GOAL: Copy the records below exactly, omitting any pictures they contain.

RECORDS FOR PROCESSING:
● ● ● ● ● ● ●

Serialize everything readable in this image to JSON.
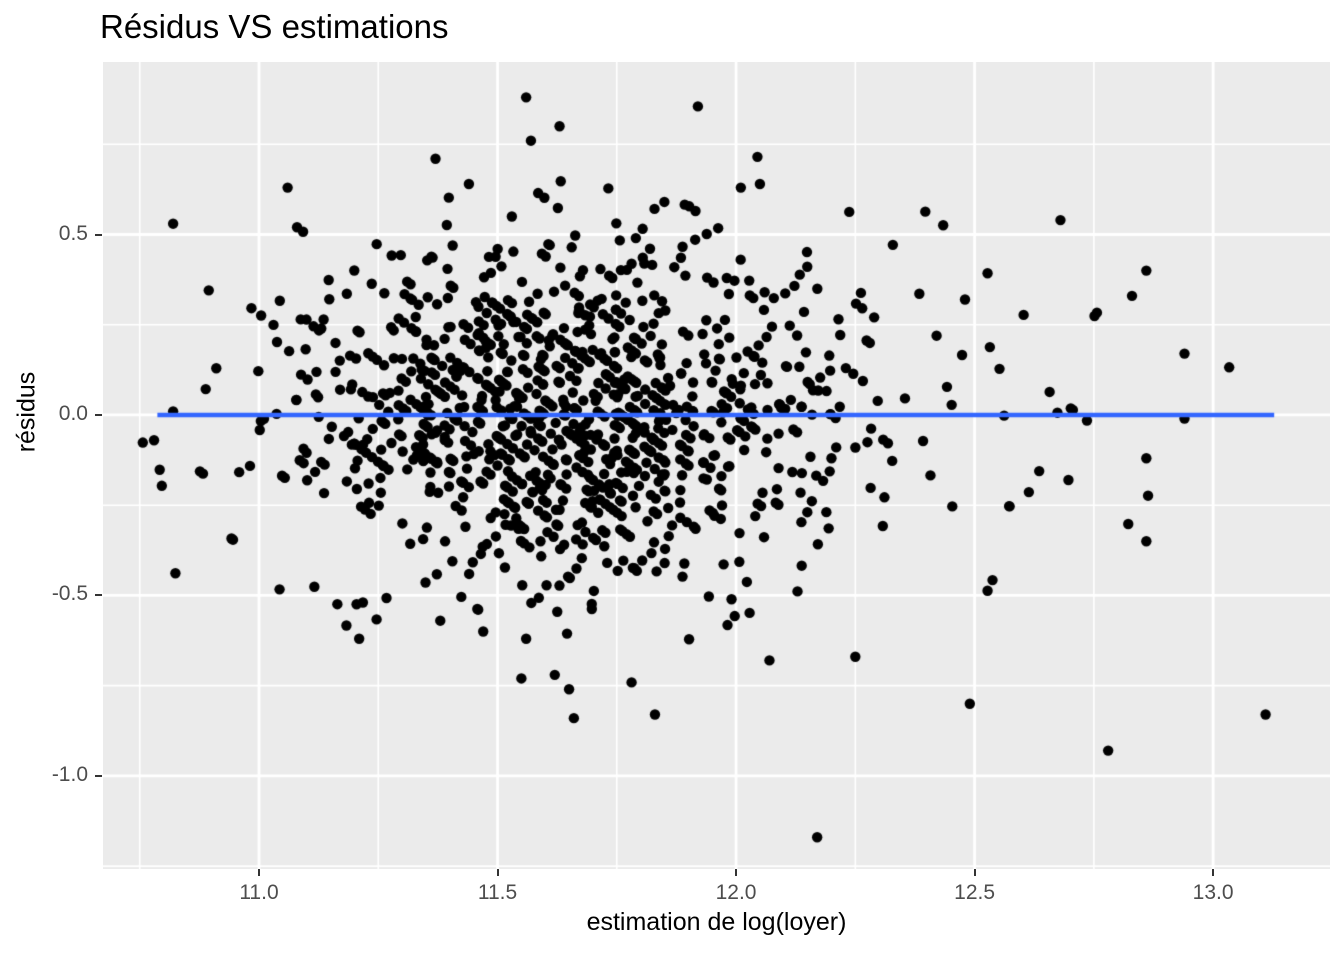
{
  "chart_data": {
    "type": "scatter",
    "title": "Résidus VS estimations",
    "xlabel": "estimation de log(loyer)",
    "ylabel": "résidus",
    "grid": "on",
    "legend": "none",
    "x_axis": {
      "lim": [
        10.673,
        13.245
      ],
      "ticks": [
        {
          "value": 11.0,
          "label": "11.0"
        },
        {
          "value": 11.5,
          "label": "11.5"
        },
        {
          "value": 12.0,
          "label": "12.0"
        },
        {
          "value": 12.5,
          "label": "12.5"
        },
        {
          "value": 13.0,
          "label": "13.0"
        }
      ],
      "minor": [
        10.75,
        11.25,
        11.75,
        12.25,
        12.75
      ]
    },
    "y_axis": {
      "lim": [
        -1.258,
        0.978
      ],
      "ticks": [
        {
          "value": 0.5,
          "label": "0.5"
        },
        {
          "value": 0.0,
          "label": "0.0"
        },
        {
          "value": -0.5,
          "label": "-0.5"
        },
        {
          "value": -1.0,
          "label": "-1.0"
        }
      ],
      "minor": [
        0.75,
        0.25,
        -0.25,
        -0.75,
        -1.25
      ]
    },
    "colors": {
      "background": "#FFFFFF",
      "panel_bg": "#EBEBEB",
      "grid": "#FFFFFF",
      "tick_label": "#4D4D4D",
      "tick_mark": "#333333",
      "text": "#000000",
      "point": "#000000",
      "line": "#3366FF"
    },
    "zero_line": {
      "y": 0,
      "x_start": 10.787,
      "x_end": 13.128,
      "stroke_width": 4.5
    },
    "points_style": {
      "radius": 5.2
    },
    "notable_points": [
      [
        10.78,
        -0.07
      ],
      [
        10.82,
        0.01
      ],
      [
        10.82,
        0.53
      ],
      [
        11.06,
        0.63
      ],
      [
        11.37,
        0.71
      ],
      [
        11.44,
        0.64
      ],
      [
        11.56,
        0.88
      ],
      [
        11.57,
        0.76
      ],
      [
        11.63,
        0.8
      ],
      [
        11.92,
        0.855
      ],
      [
        12.01,
        0.63
      ],
      [
        12.05,
        0.64
      ],
      [
        12.68,
        0.54
      ],
      [
        12.83,
        0.33
      ],
      [
        12.86,
        0.4
      ],
      [
        12.94,
        0.17
      ],
      [
        12.86,
        -0.12
      ],
      [
        12.94,
        -0.01
      ],
      [
        12.86,
        -0.35
      ],
      [
        13.11,
        -0.83
      ],
      [
        12.78,
        -0.93
      ],
      [
        12.49,
        -0.8
      ],
      [
        12.17,
        -1.17
      ],
      [
        12.25,
        -0.67
      ],
      [
        11.66,
        -0.84
      ],
      [
        11.83,
        -0.83
      ],
      [
        11.65,
        -0.76
      ],
      [
        11.55,
        -0.73
      ],
      [
        11.21,
        -0.62
      ],
      [
        11.38,
        -0.57
      ],
      [
        11.62,
        -0.72
      ],
      [
        12.07,
        -0.68
      ],
      [
        11.56,
        -0.62
      ],
      [
        11.47,
        -0.6
      ]
    ],
    "cloud": {
      "count": 1170,
      "seed": 7,
      "x_components": [
        {
          "weight": 0.82,
          "mean": 11.62,
          "sd": 0.27
        },
        {
          "weight": 0.18,
          "mean": 11.95,
          "sd": 0.42
        }
      ],
      "residual_sd": 0.24,
      "value_step": 0.04,
      "value_snap_prob": 0.8,
      "x_range": [
        10.75,
        13.16
      ],
      "y_range": [
        -0.9,
        0.92
      ]
    }
  }
}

● ● ● ● ● ● ●

TASK SOLUTION:
Serialize everything readable in this image to JSON.
{
  "chart_data": {
    "type": "scatter",
    "title": "Résidus VS estimations",
    "xlabel": "estimation de log(loyer)",
    "ylabel": "résidus",
    "grid": "on",
    "legend": "none",
    "x_axis": {
      "lim": [
        10.673,
        13.245
      ],
      "ticks": [
        {
          "value": 11.0,
          "label": "11.0"
        },
        {
          "value": 11.5,
          "label": "11.5"
        },
        {
          "value": 12.0,
          "label": "12.0"
        },
        {
          "value": 12.5,
          "label": "12.5"
        },
        {
          "value": 13.0,
          "label": "13.0"
        }
      ],
      "minor": [
        10.75,
        11.25,
        11.75,
        12.25,
        12.75
      ]
    },
    "y_axis": {
      "lim": [
        -1.258,
        0.978
      ],
      "ticks": [
        {
          "value": 0.5,
          "label": "0.5"
        },
        {
          "value": 0.0,
          "label": "0.0"
        },
        {
          "value": -0.5,
          "label": "-0.5"
        },
        {
          "value": -1.0,
          "label": "-1.0"
        }
      ],
      "minor": [
        0.75,
        0.25,
        -0.25,
        -0.75,
        -1.25
      ]
    },
    "colors": {
      "background": "#FFFFFF",
      "panel_bg": "#EBEBEB",
      "grid": "#FFFFFF",
      "tick_label": "#4D4D4D",
      "tick_mark": "#333333",
      "text": "#000000",
      "point": "#000000",
      "line": "#3366FF"
    },
    "zero_line": {
      "y": 0,
      "x_start": 10.787,
      "x_end": 13.128,
      "stroke_width": 4.5
    },
    "points_style": {
      "radius": 5.2
    },
    "notable_points": [
      [
        10.78,
        -0.07
      ],
      [
        10.82,
        0.01
      ],
      [
        10.82,
        0.53
      ],
      [
        11.06,
        0.63
      ],
      [
        11.37,
        0.71
      ],
      [
        11.44,
        0.64
      ],
      [
        11.56,
        0.88
      ],
      [
        11.57,
        0.76
      ],
      [
        11.63,
        0.8
      ],
      [
        11.92,
        0.855
      ],
      [
        12.01,
        0.63
      ],
      [
        12.05,
        0.64
      ],
      [
        12.68,
        0.54
      ],
      [
        12.83,
        0.33
      ],
      [
        12.86,
        0.4
      ],
      [
        12.94,
        0.17
      ],
      [
        12.86,
        -0.12
      ],
      [
        12.94,
        -0.01
      ],
      [
        12.86,
        -0.35
      ],
      [
        13.11,
        -0.83
      ],
      [
        12.78,
        -0.93
      ],
      [
        12.49,
        -0.8
      ],
      [
        12.17,
        -1.17
      ],
      [
        12.25,
        -0.67
      ],
      [
        11.66,
        -0.84
      ],
      [
        11.83,
        -0.83
      ],
      [
        11.65,
        -0.76
      ],
      [
        11.55,
        -0.73
      ],
      [
        11.21,
        -0.62
      ],
      [
        11.38,
        -0.57
      ],
      [
        11.62,
        -0.72
      ],
      [
        12.07,
        -0.68
      ],
      [
        11.56,
        -0.62
      ],
      [
        11.47,
        -0.6
      ]
    ],
    "cloud": {
      "count": 1170,
      "seed": 7,
      "x_components": [
        {
          "weight": 0.82,
          "mean": 11.62,
          "sd": 0.27
        },
        {
          "weight": 0.18,
          "mean": 11.95,
          "sd": 0.42
        }
      ],
      "residual_sd": 0.24,
      "value_step": 0.04,
      "value_snap_prob": 0.8,
      "x_range": [
        10.75,
        13.16
      ],
      "y_range": [
        -0.9,
        0.92
      ]
    }
  }
}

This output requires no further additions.